— START OF DATASET CONTENT —

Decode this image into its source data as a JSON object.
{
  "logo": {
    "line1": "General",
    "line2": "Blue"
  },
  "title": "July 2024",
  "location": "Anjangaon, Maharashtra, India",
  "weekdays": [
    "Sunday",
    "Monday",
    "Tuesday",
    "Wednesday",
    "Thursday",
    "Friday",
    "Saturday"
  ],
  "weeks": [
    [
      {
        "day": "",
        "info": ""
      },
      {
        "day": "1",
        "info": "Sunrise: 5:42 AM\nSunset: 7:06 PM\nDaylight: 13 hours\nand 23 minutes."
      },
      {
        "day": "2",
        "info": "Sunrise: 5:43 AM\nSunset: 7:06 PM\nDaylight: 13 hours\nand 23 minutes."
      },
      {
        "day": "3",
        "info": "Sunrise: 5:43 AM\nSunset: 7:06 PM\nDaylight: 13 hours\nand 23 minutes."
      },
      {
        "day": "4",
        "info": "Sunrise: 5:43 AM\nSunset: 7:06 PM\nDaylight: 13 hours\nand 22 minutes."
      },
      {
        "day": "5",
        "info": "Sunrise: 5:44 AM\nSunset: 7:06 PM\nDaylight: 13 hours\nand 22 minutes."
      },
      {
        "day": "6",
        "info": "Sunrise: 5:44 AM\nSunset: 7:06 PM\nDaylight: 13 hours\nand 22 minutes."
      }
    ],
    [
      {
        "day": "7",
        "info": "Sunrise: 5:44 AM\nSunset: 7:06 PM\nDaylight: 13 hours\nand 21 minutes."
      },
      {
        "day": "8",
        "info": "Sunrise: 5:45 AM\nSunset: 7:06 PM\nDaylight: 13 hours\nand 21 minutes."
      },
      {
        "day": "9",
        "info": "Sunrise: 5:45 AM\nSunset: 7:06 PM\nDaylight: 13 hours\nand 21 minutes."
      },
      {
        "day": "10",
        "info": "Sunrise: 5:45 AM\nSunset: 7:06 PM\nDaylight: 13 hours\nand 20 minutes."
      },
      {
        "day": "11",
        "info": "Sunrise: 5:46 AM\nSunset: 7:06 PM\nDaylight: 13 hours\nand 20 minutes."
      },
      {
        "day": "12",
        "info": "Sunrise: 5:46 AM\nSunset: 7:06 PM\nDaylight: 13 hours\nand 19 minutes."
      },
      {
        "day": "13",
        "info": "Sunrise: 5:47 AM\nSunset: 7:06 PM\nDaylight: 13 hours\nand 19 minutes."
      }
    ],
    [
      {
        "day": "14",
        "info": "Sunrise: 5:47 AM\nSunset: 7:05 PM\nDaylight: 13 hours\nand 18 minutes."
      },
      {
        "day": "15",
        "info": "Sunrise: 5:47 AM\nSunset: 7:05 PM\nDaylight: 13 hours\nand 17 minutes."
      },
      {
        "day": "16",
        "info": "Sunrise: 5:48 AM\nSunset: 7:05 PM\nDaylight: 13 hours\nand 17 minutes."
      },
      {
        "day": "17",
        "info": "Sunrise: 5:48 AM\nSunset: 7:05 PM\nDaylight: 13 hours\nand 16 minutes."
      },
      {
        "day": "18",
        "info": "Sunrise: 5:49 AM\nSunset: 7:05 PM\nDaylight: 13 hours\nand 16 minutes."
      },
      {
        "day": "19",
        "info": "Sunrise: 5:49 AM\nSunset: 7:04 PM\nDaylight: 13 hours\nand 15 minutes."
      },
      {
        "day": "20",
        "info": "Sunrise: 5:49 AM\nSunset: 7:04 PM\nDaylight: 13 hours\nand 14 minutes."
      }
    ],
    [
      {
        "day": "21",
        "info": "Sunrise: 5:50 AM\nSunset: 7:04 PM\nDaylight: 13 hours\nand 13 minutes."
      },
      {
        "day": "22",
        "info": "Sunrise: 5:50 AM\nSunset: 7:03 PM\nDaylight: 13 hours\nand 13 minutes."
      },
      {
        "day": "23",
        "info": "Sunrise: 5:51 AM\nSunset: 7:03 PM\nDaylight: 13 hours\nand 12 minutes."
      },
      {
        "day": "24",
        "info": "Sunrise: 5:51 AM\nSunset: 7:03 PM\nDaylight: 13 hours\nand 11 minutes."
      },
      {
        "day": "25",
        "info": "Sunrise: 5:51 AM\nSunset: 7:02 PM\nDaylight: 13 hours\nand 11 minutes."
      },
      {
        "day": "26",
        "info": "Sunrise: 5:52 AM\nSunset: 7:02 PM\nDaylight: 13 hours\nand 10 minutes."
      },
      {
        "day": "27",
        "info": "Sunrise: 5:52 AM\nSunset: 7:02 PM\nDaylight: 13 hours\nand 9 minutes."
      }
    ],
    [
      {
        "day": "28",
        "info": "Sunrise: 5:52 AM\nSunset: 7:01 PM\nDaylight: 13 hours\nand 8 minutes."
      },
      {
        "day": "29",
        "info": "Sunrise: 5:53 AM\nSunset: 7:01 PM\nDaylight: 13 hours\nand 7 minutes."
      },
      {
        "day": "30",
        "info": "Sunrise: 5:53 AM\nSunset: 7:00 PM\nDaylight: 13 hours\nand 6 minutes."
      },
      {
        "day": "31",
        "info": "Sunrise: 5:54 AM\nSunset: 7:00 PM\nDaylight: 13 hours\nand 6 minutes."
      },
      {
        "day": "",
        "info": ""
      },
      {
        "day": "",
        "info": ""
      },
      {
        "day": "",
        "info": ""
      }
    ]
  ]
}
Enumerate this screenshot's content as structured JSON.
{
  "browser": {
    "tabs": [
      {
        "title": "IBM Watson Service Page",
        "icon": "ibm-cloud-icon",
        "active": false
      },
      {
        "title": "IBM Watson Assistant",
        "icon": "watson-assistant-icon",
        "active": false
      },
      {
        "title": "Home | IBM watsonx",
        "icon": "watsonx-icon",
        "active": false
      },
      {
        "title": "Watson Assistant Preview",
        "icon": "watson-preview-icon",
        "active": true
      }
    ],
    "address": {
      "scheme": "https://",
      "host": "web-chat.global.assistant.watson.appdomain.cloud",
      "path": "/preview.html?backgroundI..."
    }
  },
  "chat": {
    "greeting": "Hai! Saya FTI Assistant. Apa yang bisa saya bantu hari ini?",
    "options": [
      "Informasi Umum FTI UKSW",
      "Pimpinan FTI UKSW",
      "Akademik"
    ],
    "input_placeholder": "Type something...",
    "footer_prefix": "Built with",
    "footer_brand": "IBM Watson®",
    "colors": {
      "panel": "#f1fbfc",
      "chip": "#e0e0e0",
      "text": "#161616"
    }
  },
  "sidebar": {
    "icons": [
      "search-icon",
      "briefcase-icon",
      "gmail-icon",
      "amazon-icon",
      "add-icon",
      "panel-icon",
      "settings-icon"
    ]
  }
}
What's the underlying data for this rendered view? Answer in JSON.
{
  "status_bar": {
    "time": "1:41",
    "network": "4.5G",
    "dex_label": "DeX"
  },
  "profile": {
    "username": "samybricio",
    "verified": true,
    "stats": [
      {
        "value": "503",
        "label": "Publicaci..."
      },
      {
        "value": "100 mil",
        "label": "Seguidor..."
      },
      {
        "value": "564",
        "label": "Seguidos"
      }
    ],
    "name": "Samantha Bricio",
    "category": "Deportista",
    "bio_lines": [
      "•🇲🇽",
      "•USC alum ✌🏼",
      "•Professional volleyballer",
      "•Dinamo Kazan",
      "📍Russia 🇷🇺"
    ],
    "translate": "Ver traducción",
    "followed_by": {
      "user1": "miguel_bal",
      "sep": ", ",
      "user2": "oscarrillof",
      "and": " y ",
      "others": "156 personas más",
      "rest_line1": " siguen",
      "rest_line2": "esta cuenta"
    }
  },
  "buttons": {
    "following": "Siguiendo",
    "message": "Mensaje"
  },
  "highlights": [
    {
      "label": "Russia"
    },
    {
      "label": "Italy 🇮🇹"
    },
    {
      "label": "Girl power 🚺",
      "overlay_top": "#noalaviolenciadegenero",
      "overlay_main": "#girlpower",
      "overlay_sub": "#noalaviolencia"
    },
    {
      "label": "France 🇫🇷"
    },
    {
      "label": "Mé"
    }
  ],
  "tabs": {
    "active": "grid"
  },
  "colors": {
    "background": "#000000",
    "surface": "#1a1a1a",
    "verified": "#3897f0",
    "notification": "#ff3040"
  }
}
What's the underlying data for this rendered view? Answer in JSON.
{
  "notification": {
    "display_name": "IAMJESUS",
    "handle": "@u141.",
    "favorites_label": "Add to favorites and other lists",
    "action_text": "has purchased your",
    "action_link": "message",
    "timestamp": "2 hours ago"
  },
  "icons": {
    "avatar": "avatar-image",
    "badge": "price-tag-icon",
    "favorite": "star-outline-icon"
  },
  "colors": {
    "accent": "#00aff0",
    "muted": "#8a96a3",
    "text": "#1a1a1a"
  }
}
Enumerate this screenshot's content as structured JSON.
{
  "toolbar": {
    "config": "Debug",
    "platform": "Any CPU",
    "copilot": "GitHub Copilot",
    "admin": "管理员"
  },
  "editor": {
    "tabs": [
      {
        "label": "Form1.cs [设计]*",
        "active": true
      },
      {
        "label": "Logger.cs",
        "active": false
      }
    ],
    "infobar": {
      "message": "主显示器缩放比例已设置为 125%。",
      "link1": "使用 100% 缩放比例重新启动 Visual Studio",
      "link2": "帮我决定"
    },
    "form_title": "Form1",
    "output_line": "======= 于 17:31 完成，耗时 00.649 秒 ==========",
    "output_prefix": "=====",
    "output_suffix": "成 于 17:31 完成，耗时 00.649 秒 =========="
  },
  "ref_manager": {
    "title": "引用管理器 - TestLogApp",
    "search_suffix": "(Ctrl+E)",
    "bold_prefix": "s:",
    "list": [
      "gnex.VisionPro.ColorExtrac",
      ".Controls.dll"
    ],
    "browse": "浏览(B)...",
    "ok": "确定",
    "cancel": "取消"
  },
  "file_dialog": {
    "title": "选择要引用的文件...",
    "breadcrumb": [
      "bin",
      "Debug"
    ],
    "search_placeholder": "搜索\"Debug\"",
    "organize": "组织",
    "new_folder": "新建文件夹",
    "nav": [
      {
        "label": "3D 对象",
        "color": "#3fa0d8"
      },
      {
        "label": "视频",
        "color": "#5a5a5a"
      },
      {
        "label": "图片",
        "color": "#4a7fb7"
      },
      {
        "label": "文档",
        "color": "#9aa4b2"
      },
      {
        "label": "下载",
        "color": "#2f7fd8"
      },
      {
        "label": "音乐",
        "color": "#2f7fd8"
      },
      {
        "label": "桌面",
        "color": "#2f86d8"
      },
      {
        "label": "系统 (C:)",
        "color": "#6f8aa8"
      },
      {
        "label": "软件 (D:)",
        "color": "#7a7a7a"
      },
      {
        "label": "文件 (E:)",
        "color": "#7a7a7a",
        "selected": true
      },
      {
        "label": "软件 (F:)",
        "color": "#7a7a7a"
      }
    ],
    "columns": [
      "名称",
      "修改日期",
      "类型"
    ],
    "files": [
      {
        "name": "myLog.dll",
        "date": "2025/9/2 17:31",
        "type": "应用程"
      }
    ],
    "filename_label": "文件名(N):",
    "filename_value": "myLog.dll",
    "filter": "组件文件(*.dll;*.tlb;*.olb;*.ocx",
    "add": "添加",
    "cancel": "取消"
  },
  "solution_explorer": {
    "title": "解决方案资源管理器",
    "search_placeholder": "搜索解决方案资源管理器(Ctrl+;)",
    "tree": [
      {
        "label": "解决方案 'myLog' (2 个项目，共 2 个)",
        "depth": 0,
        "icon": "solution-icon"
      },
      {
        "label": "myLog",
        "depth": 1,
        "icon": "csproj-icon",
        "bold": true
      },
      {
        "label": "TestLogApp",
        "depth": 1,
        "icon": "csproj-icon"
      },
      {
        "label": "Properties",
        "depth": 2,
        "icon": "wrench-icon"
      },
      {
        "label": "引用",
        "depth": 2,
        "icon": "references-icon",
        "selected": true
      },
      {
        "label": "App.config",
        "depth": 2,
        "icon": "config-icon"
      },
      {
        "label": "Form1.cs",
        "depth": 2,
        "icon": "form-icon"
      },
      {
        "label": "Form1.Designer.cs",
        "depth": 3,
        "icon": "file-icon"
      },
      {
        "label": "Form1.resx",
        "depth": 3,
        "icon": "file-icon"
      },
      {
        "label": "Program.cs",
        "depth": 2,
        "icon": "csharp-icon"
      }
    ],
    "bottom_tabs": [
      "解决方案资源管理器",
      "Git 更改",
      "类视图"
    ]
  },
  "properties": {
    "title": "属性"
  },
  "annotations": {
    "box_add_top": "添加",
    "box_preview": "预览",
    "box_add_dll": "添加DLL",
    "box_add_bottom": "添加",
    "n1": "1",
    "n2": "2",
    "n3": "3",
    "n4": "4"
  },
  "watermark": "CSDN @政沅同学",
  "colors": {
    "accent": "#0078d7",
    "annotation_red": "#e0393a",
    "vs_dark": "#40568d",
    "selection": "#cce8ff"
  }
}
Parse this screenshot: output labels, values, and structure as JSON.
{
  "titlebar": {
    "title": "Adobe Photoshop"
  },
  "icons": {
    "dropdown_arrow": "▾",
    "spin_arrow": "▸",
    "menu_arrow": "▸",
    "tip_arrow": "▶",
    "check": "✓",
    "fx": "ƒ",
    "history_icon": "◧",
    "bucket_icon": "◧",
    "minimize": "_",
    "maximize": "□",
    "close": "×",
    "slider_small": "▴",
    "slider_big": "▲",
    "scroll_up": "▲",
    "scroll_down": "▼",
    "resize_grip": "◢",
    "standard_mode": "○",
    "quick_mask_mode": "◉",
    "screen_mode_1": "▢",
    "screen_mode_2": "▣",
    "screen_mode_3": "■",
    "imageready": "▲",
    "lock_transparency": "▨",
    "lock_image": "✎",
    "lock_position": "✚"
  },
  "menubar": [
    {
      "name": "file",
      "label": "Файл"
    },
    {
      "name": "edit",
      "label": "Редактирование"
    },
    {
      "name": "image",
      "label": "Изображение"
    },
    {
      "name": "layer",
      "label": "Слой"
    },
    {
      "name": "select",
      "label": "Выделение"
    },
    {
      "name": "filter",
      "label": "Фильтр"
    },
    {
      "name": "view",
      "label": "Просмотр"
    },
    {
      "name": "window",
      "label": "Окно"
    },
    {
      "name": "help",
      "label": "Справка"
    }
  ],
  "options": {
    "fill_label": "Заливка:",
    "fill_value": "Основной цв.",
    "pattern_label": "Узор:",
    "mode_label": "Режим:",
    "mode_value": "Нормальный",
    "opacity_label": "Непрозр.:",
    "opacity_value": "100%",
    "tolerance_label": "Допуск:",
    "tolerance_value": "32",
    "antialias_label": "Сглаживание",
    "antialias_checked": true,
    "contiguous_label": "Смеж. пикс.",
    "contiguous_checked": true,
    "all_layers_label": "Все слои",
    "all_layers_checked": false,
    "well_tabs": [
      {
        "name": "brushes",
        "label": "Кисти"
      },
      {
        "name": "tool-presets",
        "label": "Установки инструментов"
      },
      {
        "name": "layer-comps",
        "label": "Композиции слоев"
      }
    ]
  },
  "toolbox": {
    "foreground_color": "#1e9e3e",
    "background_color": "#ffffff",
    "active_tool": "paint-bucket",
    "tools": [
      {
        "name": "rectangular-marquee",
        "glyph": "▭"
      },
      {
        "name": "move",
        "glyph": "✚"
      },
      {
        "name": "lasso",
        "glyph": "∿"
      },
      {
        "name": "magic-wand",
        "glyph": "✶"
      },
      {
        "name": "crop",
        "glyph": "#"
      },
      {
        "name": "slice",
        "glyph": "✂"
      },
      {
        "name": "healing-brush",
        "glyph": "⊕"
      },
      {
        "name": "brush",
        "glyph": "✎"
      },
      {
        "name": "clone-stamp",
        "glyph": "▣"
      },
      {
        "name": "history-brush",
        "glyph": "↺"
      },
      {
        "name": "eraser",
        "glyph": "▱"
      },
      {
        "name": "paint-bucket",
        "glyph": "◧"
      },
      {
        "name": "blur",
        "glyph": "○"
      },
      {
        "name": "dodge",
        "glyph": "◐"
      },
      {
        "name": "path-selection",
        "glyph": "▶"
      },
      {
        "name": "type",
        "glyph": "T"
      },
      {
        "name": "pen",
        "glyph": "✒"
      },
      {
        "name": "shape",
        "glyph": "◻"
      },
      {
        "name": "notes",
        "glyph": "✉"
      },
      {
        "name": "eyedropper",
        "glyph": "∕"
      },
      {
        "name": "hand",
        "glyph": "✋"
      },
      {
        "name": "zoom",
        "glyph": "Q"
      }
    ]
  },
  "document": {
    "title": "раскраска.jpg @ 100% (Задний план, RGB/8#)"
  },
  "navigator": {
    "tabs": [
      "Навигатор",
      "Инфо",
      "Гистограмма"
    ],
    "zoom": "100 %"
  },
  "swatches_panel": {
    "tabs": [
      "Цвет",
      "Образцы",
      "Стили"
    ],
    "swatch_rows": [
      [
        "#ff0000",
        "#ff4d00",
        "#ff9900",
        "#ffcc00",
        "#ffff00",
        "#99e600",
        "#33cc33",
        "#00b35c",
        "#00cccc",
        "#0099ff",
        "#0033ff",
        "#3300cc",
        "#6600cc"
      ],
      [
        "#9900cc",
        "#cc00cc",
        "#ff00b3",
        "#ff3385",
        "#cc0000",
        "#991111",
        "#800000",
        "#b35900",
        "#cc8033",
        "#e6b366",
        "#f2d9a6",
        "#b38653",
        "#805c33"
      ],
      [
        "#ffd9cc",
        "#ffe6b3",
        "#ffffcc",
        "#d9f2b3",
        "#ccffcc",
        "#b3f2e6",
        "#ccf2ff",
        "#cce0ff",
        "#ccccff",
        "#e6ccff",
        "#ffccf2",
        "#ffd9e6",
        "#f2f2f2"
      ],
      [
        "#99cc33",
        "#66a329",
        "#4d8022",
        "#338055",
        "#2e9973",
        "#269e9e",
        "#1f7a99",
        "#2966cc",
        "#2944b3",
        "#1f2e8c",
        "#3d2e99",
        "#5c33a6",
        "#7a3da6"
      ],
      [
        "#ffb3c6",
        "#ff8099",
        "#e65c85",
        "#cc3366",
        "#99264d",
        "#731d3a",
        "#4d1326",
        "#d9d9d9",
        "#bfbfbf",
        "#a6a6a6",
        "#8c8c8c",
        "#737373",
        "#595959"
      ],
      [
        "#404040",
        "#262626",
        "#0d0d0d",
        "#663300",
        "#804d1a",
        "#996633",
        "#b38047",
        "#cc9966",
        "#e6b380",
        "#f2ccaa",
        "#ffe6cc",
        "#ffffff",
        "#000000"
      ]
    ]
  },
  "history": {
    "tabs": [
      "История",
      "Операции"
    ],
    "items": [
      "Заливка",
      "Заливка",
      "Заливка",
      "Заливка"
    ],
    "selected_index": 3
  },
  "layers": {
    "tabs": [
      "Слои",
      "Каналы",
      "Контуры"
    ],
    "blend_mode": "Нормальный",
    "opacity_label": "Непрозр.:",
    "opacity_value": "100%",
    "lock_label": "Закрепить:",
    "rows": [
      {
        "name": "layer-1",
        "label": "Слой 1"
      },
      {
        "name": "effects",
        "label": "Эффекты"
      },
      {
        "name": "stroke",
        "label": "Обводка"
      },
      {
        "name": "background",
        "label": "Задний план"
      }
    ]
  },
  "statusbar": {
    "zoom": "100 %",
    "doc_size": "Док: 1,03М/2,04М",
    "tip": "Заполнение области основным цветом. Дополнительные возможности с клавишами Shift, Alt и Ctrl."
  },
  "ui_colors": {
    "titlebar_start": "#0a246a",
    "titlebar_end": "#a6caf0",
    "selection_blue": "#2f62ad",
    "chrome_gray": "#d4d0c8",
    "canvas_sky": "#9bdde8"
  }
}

— END OF DATASET CONTENT —

PROBLEM TO WORK ON: Search the material above for "chat". Pull out each line where it shows up.

THE OUTPUT:
      "host": "web-chat.global.assistant.watson.appdomain.cloud",
  "chat": {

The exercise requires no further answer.